▸ **Written request**
Write out each line exactly as given. Leave the pictures out of your copy.

▸ **Records for the task**
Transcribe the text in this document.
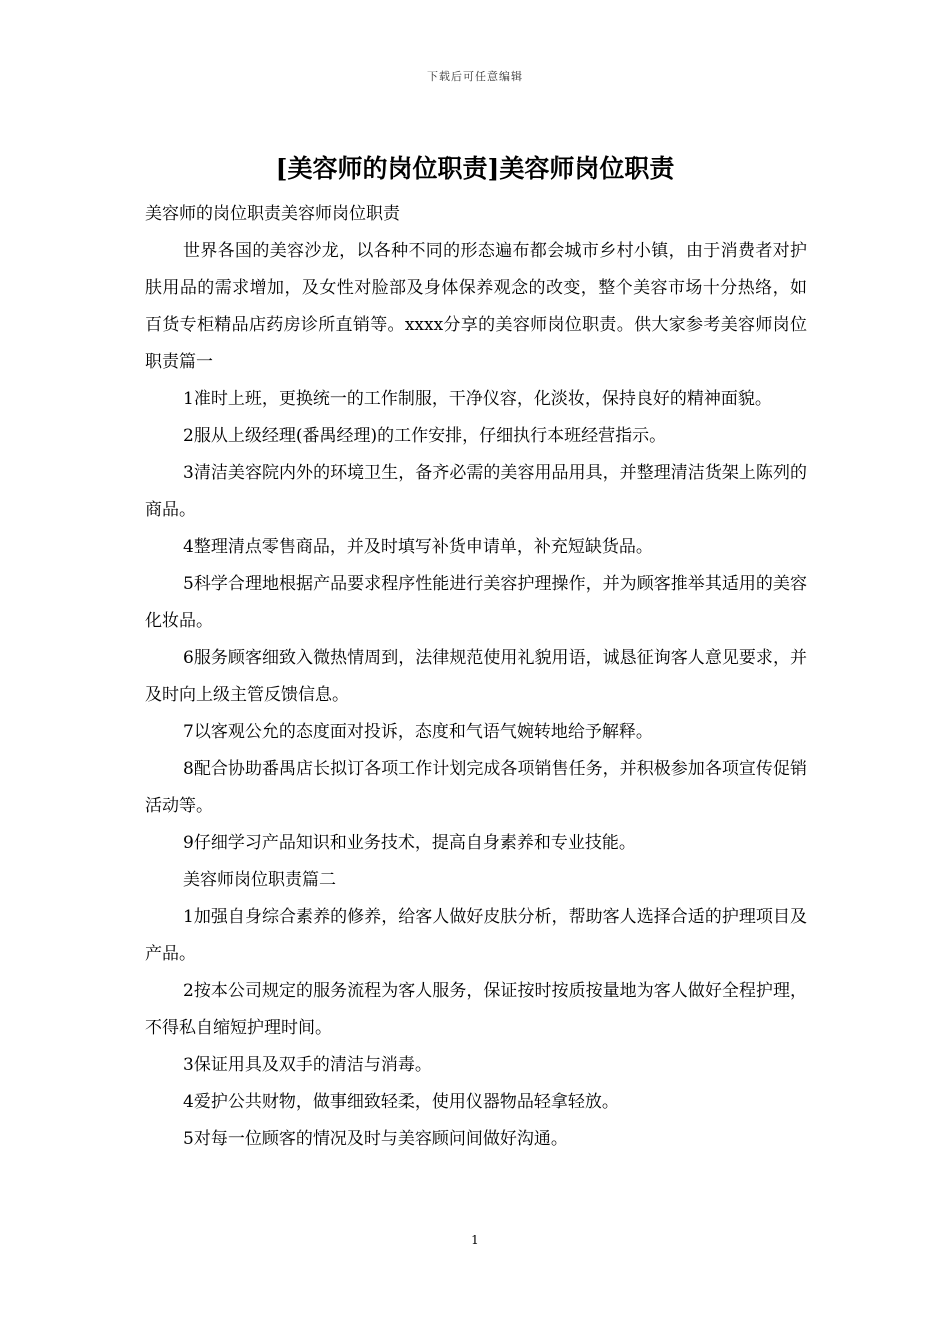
下载后可任意编辑
[美容师的岗位职责]美容师岗位职责

美容师的岗位职责美容师岗位职责

世界各国的美容沙龙，以各种不同的形态遍布都会城市乡村小镇，由于消费者对护肤用品的需求增加，及女性对脸部及身体保养观念的改变，整个美容市场十分热络，如百货专柜精品店药房诊所直销等。xxxx分享的美容师岗位职责。供大家参考美容师岗位职责篇一

1准时上班，更换统一的工作制服，干净仪容，化淡妆，保持良好的精神面貌。

2服从上级经理(番禺经理)的工作安排，仔细执行本班经营指示。

3清洁美容院内外的环境卫生，备齐必需的美容用品用具，并整理清洁货架上陈列的商品。

4整理清点零售商品，并及时填写补货申请单，补充短缺货品。

5科学合理地根据产品要求程序性能进行美容护理操作，并为顾客推举其适用的美容化妆品。

6服务顾客细致入微热情周到，法律规范使用礼貌用语，诚恳征询客人意见要求，并及时向上级主管反馈信息。

7以客观公允的态度面对投诉，态度和气语气婉转地给予解释。

8配合协助番禺店长拟订各项工作计划完成各项销售任务，并积极参加各项宣传促销活动等。

9仔细学习产品知识和业务技术，提高自身素养和专业技能。

美容师岗位职责篇二

1加强自身综合素养的修养，给客人做好皮肤分析，帮助客人选择合适的护理项目及产品。

2按本公司规定的服务流程为客人服务，保证按时按质按量地为客人做好全程护理，不得私自缩短护理时间。

3保证用具及双手的清洁与消毒。

4爱护公共财物，做事细致轻柔，使用仪器物品轻拿轻放。

5对每一位顾客的情况及时与美容顾问间做好沟通。

1
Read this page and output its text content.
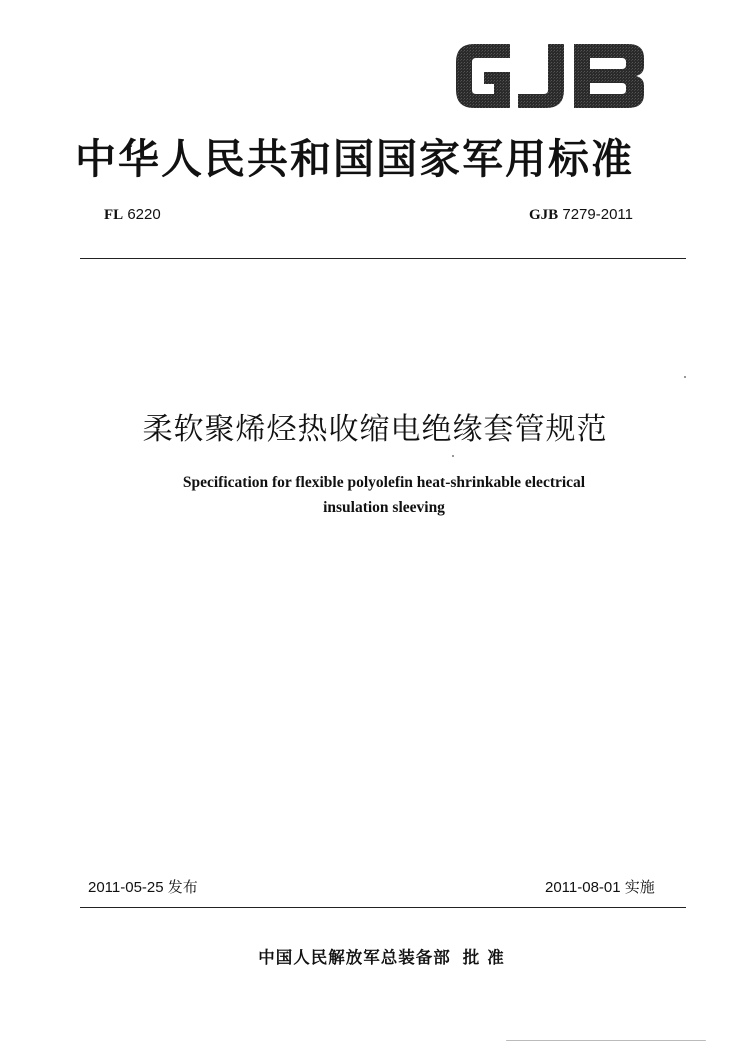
中华人民共和国国家军用标准
FL 6220	GJB 7279-2011
柔软聚烯烃热收缩电绝缘套管规范
Specification for flexible polyolefin heat-shrinkable electrical
insulation sleeving
2011-05-25 发布	2011-08-01 实施
中国人民解放军总装备部 批准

▸ **Completed task**
Transcribe the text in this document.
下载后可任意编辑
[美容师的岗位职责]美容师岗位职责

美容师的岗位职责美容师岗位职责

世界各国的美容沙龙，以各种不同的形态遍布都会城市乡村小镇，由于消费者对护肤用品的需求增加，及女性对脸部及身体保养观念的改变，整个美容市场十分热络，如百货专柜精品店药房诊所直销等。xxxx分享的美容师岗位职责。供大家参考美容师岗位职责篇一

1准时上班，更换统一的工作制服，干净仪容，化淡妆，保持良好的精神面貌。

2服从上级经理(番禺经理)的工作安排，仔细执行本班经营指示。

3清洁美容院内外的环境卫生，备齐必需的美容用品用具，并整理清洁货架上陈列的商品。

4整理清点零售商品，并及时填写补货申请单，补充短缺货品。

5科学合理地根据产品要求程序性能进行美容护理操作，并为顾客推举其适用的美容化妆品。

6服务顾客细致入微热情周到，法律规范使用礼貌用语，诚恳征询客人意见要求，并及时向上级主管反馈信息。

7以客观公允的态度面对投诉，态度和气语气婉转地给予解释。

8配合协助番禺店长拟订各项工作计划完成各项销售任务，并积极参加各项宣传促销活动等。

9仔细学习产品知识和业务技术，提高自身素养和专业技能。

美容师岗位职责篇二

1加强自身综合素养的修养，给客人做好皮肤分析，帮助客人选择合适的护理项目及产品。

2按本公司规定的服务流程为客人服务，保证按时按质按量地为客人做好全程护理，不得私自缩短护理时间。

3保证用具及双手的清洁与消毒。

4爱护公共财物，做事细致轻柔，使用仪器物品轻拿轻放。

5对每一位顾客的情况及时与美容顾问间做好沟通。

1
Read this page and output its text content.
中华人民共和国国家军用标准
FL 6220	GJB 7279-2011
柔软聚烯烃热收缩电绝缘套管规范
Specification for flexible polyolefin heat-shrinkable electrical
insulation sleeving
2011-05-25 发布	2011-08-01 实施
中国人民解放军总装备部 批准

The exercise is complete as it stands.